| Exercise task |
Scan the records for the word "induction". Copy each line that includes it.
-- Start --
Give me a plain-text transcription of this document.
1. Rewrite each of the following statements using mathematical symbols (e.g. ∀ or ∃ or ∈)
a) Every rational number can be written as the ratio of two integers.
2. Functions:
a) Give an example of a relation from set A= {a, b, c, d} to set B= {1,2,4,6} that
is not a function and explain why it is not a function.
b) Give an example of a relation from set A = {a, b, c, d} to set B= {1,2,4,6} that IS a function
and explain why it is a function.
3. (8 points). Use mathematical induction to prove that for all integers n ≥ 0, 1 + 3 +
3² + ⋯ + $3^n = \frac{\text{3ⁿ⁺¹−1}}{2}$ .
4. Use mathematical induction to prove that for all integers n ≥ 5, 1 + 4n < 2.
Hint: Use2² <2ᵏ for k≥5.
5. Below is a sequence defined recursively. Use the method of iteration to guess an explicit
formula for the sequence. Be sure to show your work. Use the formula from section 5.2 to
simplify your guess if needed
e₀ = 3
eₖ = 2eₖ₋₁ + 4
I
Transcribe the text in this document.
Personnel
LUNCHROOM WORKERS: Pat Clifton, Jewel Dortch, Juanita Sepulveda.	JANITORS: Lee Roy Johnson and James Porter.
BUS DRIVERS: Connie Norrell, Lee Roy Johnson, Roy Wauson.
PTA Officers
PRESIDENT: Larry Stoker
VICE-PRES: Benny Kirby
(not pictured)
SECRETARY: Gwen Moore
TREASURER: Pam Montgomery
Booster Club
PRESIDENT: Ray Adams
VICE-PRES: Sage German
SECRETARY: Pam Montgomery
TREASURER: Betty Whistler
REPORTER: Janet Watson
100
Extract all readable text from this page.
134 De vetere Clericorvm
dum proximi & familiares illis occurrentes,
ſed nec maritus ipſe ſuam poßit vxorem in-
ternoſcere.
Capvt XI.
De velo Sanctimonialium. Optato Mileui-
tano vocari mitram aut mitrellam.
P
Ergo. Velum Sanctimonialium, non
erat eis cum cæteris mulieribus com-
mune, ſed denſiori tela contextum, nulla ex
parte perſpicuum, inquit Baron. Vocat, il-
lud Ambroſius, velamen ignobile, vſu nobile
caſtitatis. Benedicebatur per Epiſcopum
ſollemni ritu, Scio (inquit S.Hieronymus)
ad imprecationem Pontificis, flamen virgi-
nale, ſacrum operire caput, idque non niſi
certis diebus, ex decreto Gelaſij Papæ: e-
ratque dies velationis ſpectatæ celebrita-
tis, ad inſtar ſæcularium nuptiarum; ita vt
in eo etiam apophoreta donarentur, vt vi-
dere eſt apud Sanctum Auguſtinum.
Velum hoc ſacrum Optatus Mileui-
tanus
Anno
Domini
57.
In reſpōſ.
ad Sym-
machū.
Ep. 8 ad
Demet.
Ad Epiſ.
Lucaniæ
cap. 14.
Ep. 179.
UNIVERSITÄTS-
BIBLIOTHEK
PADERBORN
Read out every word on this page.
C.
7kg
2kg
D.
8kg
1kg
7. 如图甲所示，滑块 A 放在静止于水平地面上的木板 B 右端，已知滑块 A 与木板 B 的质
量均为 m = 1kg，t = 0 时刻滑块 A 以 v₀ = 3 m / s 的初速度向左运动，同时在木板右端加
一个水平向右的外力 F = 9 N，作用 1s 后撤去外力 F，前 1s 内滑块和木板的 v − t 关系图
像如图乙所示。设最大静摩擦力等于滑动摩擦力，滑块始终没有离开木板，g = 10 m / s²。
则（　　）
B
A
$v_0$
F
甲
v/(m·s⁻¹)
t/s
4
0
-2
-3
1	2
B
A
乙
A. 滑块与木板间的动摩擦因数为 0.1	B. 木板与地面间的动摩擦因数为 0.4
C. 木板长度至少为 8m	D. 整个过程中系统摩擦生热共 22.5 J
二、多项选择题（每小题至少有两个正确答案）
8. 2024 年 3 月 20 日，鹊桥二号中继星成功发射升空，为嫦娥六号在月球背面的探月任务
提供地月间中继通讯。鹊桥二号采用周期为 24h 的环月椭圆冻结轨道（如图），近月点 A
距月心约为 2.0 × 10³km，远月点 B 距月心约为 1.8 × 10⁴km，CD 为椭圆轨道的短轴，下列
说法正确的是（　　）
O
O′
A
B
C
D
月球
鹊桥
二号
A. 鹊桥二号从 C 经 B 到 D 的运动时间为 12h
-- End --
| Answer to this task |
3. (8 points). Use mathematical induction to prove that for all integers n ≥ 0, 1 + 3 +
4. Use mathematical induction to prove that for all integers n ≥ 5, 1 + 4n < 2.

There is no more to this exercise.